— Aim —
Wherever the string "entries" appears in a line, extract that line.

[start of Records provided]

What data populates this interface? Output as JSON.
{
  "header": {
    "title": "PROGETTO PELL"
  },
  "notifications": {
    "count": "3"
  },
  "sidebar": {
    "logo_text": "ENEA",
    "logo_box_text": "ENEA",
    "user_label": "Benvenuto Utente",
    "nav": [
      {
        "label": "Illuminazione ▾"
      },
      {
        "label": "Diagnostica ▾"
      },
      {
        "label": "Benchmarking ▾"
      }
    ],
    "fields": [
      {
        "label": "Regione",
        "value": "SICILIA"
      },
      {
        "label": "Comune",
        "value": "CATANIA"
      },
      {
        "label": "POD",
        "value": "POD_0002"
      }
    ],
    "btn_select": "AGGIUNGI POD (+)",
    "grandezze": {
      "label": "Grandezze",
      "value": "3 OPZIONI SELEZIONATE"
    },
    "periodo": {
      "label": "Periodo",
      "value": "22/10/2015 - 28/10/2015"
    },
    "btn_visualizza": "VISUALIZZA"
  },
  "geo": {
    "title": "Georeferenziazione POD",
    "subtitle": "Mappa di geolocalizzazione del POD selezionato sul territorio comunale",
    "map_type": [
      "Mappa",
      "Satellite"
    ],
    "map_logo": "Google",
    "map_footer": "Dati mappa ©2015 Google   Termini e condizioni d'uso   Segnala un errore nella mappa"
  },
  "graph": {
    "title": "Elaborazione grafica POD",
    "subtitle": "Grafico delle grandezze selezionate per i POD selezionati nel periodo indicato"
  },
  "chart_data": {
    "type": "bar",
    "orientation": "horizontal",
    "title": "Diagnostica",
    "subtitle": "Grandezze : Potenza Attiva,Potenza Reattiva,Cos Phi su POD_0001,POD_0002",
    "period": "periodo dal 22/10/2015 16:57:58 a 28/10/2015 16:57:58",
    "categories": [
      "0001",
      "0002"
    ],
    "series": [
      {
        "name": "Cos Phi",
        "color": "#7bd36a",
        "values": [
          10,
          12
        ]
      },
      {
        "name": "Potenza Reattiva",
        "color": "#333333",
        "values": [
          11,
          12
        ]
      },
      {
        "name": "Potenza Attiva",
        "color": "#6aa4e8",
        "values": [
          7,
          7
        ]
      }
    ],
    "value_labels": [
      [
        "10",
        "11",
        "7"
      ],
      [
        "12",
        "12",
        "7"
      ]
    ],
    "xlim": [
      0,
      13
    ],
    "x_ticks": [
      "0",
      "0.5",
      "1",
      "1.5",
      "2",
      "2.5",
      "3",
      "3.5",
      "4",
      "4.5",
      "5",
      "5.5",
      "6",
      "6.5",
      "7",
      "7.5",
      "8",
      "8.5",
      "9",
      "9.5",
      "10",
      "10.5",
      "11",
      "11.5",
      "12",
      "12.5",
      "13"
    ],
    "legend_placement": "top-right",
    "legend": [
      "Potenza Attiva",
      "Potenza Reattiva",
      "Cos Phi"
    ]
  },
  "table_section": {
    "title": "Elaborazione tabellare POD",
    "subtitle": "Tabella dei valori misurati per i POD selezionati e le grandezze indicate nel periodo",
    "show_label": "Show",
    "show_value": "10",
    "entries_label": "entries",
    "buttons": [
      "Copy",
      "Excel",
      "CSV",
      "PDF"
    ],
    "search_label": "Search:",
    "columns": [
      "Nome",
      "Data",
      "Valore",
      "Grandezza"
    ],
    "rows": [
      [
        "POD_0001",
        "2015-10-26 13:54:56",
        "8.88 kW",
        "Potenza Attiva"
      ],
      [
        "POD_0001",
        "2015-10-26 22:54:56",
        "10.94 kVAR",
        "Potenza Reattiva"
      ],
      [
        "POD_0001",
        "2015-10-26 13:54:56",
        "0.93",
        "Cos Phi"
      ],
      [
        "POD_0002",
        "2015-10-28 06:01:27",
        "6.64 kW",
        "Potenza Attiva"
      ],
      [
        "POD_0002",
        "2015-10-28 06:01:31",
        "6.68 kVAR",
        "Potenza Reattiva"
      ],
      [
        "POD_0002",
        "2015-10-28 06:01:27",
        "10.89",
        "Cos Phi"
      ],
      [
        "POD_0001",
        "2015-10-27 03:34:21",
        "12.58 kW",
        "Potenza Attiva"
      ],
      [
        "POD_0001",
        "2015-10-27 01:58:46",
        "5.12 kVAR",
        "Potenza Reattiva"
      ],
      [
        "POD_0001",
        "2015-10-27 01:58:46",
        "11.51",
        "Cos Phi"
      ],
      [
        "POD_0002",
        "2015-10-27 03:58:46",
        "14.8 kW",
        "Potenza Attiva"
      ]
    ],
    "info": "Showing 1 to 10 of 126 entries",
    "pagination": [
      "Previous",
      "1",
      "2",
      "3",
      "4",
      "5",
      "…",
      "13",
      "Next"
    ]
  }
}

[end of Records provided]

— Exercise output —
    "entries_label": "entries",
    "info": "Showing 1 to 10 of 126 entries",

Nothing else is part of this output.